-- GIVEN DATA --
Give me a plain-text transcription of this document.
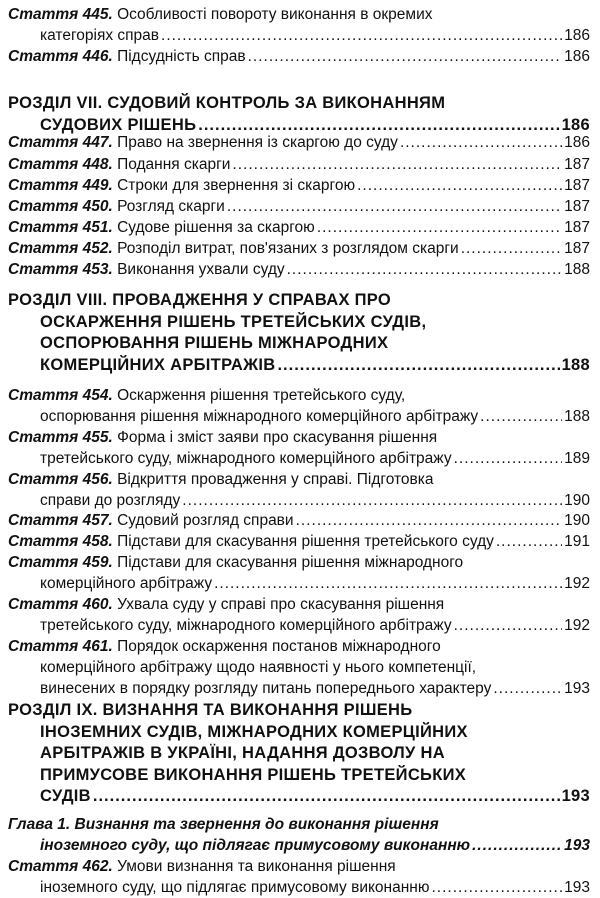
Стаття 445. Особливості повороту виконання в окремих
категоріях справ .....	186
Стаття 446. Підсудність справ .....	186
РОЗДІЛ VII. СУДОВИЙ КОНТРОЛЬ ЗА ВИКОНАННЯМ
СУДОВИХ РІШЕНЬ .....	186
Стаття 447. Право на звернення із скаргою до суду .....	186
Стаття 448. Подання скарги .....	187
Стаття 449. Строки для звернення зі скаргою .....	187
Стаття 450. Розгляд скарги .....	187
Стаття 451. Судове рішення за скаргою .....	187
Стаття 452. Розподіл витрат, пов'язаних з розглядом скарги .....	187
Стаття 453. Виконання ухвали суду .....	188
РОЗДІЛ VIII. ПРОВАДЖЕННЯ У СПРАВАХ ПРО
ОСКАРЖЕННЯ РІШЕНЬ ТРЕТЕЙСЬКИХ СУДІВ,
ОСПОРЮВАННЯ РІШЕНЬ МІЖНАРОДНИХ
КОМЕРЦІЙНИХ АРБІТРАЖІВ .....	188
Стаття 454. Оскарження рішення третейського суду,
оспорювання рішення міжнародного комерційного арбітражу .....	188
Стаття 455. Форма і зміст заяви про скасування рішення
третейського суду, міжнародного комерційного арбітражу .....	189
Стаття 456. Відкриття провадження у справі. Підготовка
справи до розгляду .....	190
Стаття 457. Судовий розгляд справи .....	190
Стаття 458. Підстави для скасування рішення третейського суду .....	191
Стаття 459. Підстави для скасування рішення міжнародного
комерційного арбітражу .....	192
Стаття 460. Ухвала суду у справі про скасування рішення
третейського суду, міжнародного комерційного арбітражу .....	192
Стаття 461. Порядок оскарження постанов міжнародного
комерційного арбітражу щодо наявності у нього компетенції,
винесених в порядку розгляду питань попереднього характеру .....	193
РОЗДІЛ IX. ВИЗНАННЯ ТА ВИКОНАННЯ РІШЕНЬ
ІНОЗЕМНИХ СУДІВ, МІЖНАРОДНИХ КОМЕРЦІЙНИХ
АРБІТРАЖІВ В УКРАЇНІ, НАДАННЯ ДОЗВОЛУ НА
ПРИМУСОВЕ ВИКОНАННЯ РІШЕНЬ ТРЕТЕЙСЬКИХ
СУДІВ .....	193
Глава 1. Визнання та звернення до виконання рішення
іноземного суду, що підлягає примусовому виконанню .....	193
Стаття 462. Умови визнання та виконання рішення
іноземного суду, що підлягає примусовому виконанню .....	193
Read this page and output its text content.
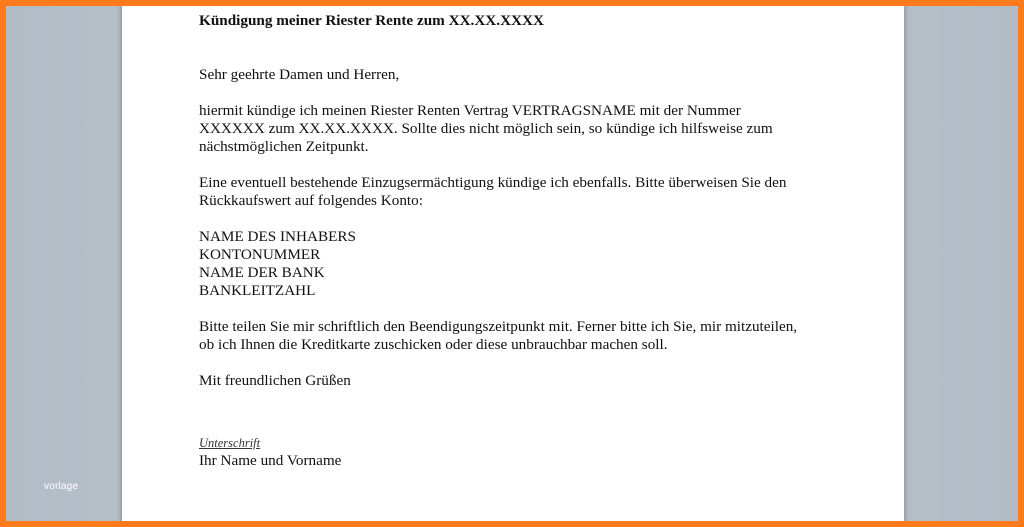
Kündigung meiner Riester Rente zum XX.XX.XXXX
Sehr geehrte Damen und Herren,
hiermit kündige ich meinen Riester Renten Vertrag VERTRAGSNAME mit der Nummer
XXXXXX zum XX.XX.XXXX. Sollte dies nicht möglich sein, so kündige ich hilfsweise zum
nächstmöglichen Zeitpunkt.
Eine eventuell bestehende Einzugsermächtigung kündige ich ebenfalls. Bitte überweisen Sie den
Rückkaufswert auf folgendes Konto:
NAME DES INHABERS
KONTONUMMER
NAME DER BANK
BANKLEITZAHL
Bitte teilen Sie mir schriftlich den Beendigungszeitpunkt mit. Ferner bitte ich Sie, mir mitzuteilen,
ob ich Ihnen die Kreditkarte zuschicken oder diese unbrauchbar machen soll.
Mit freundlichen Grüßen
Unterschrift
Ihr Name und Vorname
vorlage
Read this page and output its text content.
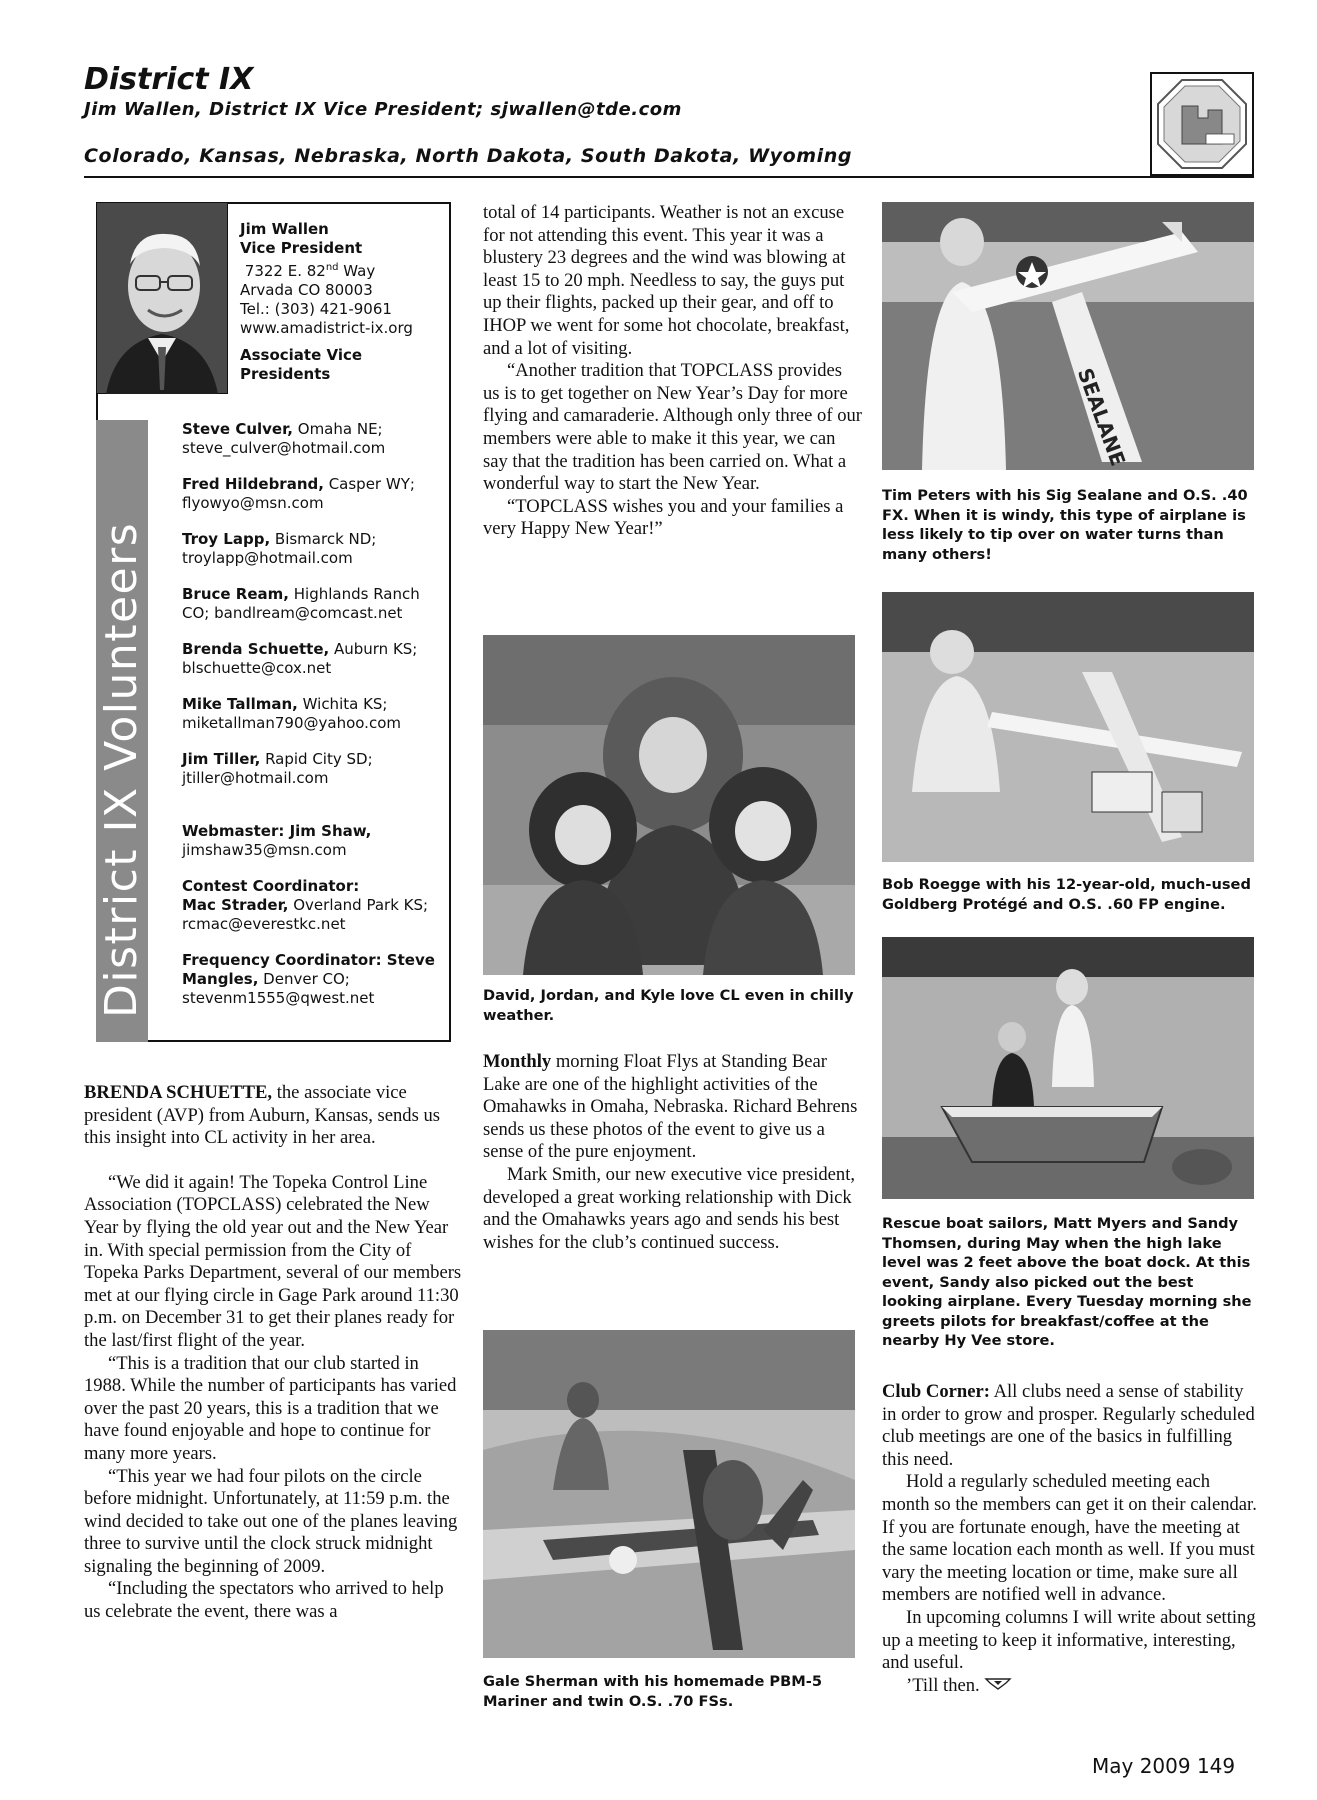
District IX
Jim Wallen, District IX Vice President; sjwallen@tde.com
Colorado, Kansas, Nebraska, North Dakota, South Dakota, Wyoming
District IX Volunteers
Jim Wallen
Vice President
7322 E. 82nd Way
Arvada CO 80003
Tel.: (303) 421-9061
www.amadistrict-ix.org
Associate Vice
Presidents
Steve Culver, Omaha NE;
steve_culver@hotmail.com
Fred Hildebrand, Casper WY;
flyowyo@msn.com
Troy Lapp, Bismarck ND;
troylapp@hotmail.com
Bruce Ream, Highlands Ranch
CO; bandlream@comcast.net
Brenda Schuette, Auburn KS;
blschuette@cox.net
Mike Tallman, Wichita KS;
miketallman790@yahoo.com
Jim Tiller, Rapid City SD;
jtiller@hotmail.com
Webmaster: Jim Shaw,
jimshaw35@msn.com
Contest Coordinator:
Mac Strader, Overland Park KS;
rcmac@everestkc.net
Frequency Coordinator: Steve
Mangles, Denver CO;
stevenm1555@qwest.net

BRENDA SCHUETTE, the associate vice president (AVP) from Auburn, Kansas, sends us this insight into CL activity in her area.

“We did it again! The Topeka Control Line Association (TOPCLASS) celebrated the New Year by flying the old year out and the New Year in. With special permission from the City of Topeka Parks Department, several of our members met at our flying circle in Gage Park around 11:30 p.m. on December 31 to get their planes ready for the last/first flight of the year.

“This is a tradition that our club started in 1988. While the number of participants has varied over the past 20 years, this is a tradition that we have found enjoyable and hope to continue for many more years.

“This year we had four pilots on the circle before midnight. Unfortunately, at 11:59 p.m. the wind decided to take out one of the planes leaving three to survive until the clock struck midnight signaling the beginning of 2009.

“Including the spectators who arrived to help us celebrate the event, there was a

total of 14 participants. Weather is not an excuse for not attending this event. This year it was a blustery 23 degrees and the wind was blowing at least 15 to 20 mph. Needless to say, the guys put up their flights, packed up their gear, and off to IHOP we went for some hot chocolate, breakfast, and a lot of visiting.

“Another tradition that TOPCLASS provides us is to get together on New Year’s Day for more flying and camaraderie. Although only three of our members were able to make it this year, we can say that the tradition has been carried on. What a wonderful way to start the New Year.

“TOPCLASS wishes you and your families a very Happy New Year!”

David, Jordan, and Kyle love CL even in chilly weather.

Monthly morning Float Flys at Standing Bear Lake are one of the highlight activities of the Omahawks in Omaha, Nebraska. Richard Behrens sends us these photos of the event to give us a sense of the pure enjoyment.

Mark Smith, our new executive vice president, developed a great working relationship with Dick and the Omahawks years ago and sends his best wishes for the club’s continued success.

Gale Sherman with his homemade PBM-5 Mariner and twin O.S. .70 FSs.
SEALANE
Tim Peters with his Sig Sealane and O.S. .40 FX. When it is windy, this type of airplane is less likely to tip over on water turns than many others!
Bob Roegge with his 12-year-old, much-used Goldberg Protégé and O.S. .60 FP engine.
Rescue boat sailors, Matt Myers and Sandy Thomsen, during May when the high lake level was 2 feet above the boat dock. At this event, Sandy also picked out the best looking airplane. Every Tuesday morning she greets pilots for breakfast/coffee at the nearby Hy Vee store.

Club Corner: All clubs need a sense of stability in order to grow and prosper. Regularly scheduled club meetings are one of the basics in fulfilling this need.

Hold a regularly scheduled meeting each month so the members can get it on their calendar. If you are fortunate enough, have the meeting at the same location each month as well. If you must vary the meeting location or time, make sure all members are notified well in advance.

In upcoming columns I will write about setting up a meeting to keep it informative, interesting, and useful.

’Till then.

May 2009 149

-- TASK --
Look through the data above. Copy every line with the string "XXXX" in it.

-- WRITTEN ANSWER --
Kündigung meiner Riester Rente zum XX.XX.XXXX
XXXXXX zum XX.XX.XXXX. Sollte dies nicht möglich sein, so kündige ich hilfsweise zum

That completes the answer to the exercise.